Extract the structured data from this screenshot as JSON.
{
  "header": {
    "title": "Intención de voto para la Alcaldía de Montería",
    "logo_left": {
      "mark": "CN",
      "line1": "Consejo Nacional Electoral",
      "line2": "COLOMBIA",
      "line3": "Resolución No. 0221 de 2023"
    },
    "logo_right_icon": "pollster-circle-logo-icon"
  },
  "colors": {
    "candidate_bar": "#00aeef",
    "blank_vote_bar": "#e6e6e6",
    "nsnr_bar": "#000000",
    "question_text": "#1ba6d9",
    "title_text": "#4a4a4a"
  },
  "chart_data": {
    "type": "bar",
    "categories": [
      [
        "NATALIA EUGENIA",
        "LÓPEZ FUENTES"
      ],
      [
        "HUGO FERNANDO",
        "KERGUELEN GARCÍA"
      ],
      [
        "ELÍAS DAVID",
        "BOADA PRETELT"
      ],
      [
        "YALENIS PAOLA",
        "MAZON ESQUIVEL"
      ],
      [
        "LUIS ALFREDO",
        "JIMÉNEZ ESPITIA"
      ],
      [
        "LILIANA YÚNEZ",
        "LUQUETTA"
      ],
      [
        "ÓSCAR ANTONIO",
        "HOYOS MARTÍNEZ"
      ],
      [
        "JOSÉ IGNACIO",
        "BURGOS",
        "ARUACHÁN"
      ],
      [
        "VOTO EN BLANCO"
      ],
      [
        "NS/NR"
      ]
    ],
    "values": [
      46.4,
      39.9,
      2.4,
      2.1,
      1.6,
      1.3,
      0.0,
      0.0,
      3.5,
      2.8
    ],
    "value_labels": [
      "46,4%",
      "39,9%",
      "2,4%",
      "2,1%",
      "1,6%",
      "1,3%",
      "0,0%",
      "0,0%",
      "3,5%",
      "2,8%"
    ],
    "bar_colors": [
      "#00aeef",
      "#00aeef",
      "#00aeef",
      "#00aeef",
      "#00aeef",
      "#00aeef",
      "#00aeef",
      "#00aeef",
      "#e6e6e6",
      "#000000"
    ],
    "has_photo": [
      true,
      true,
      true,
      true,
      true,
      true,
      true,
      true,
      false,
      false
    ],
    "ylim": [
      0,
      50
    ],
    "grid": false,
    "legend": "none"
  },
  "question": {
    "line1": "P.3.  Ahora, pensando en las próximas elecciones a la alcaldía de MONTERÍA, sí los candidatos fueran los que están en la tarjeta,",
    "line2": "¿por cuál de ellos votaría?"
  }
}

Task description: Every record shown above should be written out again exactly.

Reply:
Extract the structured data from this screenshot as JSON.
{
  "header": {
    "title": "Intención de voto para la Alcaldía de Montería",
    "logo_left": {
      "mark": "CN",
      "line1": "Consejo Nacional Electoral",
      "line2": "COLOMBIA",
      "line3": "Resolución No. 0221 de 2023"
    },
    "logo_right_icon": "pollster-circle-logo-icon"
  },
  "colors": {
    "candidate_bar": "#00aeef",
    "blank_vote_bar": "#e6e6e6",
    "nsnr_bar": "#000000",
    "question_text": "#1ba6d9",
    "title_text": "#4a4a4a"
  },
  "chart_data": {
    "type": "bar",
    "categories": [
      [
        "NATALIA EUGENIA",
        "LÓPEZ FUENTES"
      ],
      [
        "HUGO FERNANDO",
        "KERGUELEN GARCÍA"
      ],
      [
        "ELÍAS DAVID",
        "BOADA PRETELT"
      ],
      [
        "YALENIS PAOLA",
        "MAZON ESQUIVEL"
      ],
      [
        "LUIS ALFREDO",
        "JIMÉNEZ ESPITIA"
      ],
      [
        "LILIANA YÚNEZ",
        "LUQUETTA"
      ],
      [
        "ÓSCAR ANTONIO",
        "HOYOS MARTÍNEZ"
      ],
      [
        "JOSÉ IGNACIO",
        "BURGOS",
        "ARUACHÁN"
      ],
      [
        "VOTO EN BLANCO"
      ],
      [
        "NS/NR"
      ]
    ],
    "values": [
      46.4,
      39.9,
      2.4,
      2.1,
      1.6,
      1.3,
      0.0,
      0.0,
      3.5,
      2.8
    ],
    "value_labels": [
      "46,4%",
      "39,9%",
      "2,4%",
      "2,1%",
      "1,6%",
      "1,3%",
      "0,0%",
      "0,0%",
      "3,5%",
      "2,8%"
    ],
    "bar_colors": [
      "#00aeef",
      "#00aeef",
      "#00aeef",
      "#00aeef",
      "#00aeef",
      "#00aeef",
      "#00aeef",
      "#00aeef",
      "#e6e6e6",
      "#000000"
    ],
    "has_photo": [
      true,
      true,
      true,
      true,
      true,
      true,
      true,
      true,
      false,
      false
    ],
    "ylim": [
      0,
      50
    ],
    "grid": false,
    "legend": "none"
  },
  "question": {
    "line1": "P.3.  Ahora, pensando en las próximas elecciones a la alcaldía de MONTERÍA, sí los candidatos fueran los que están en la tarjeta,",
    "line2": "¿por cuál de ellos votaría?"
  }
}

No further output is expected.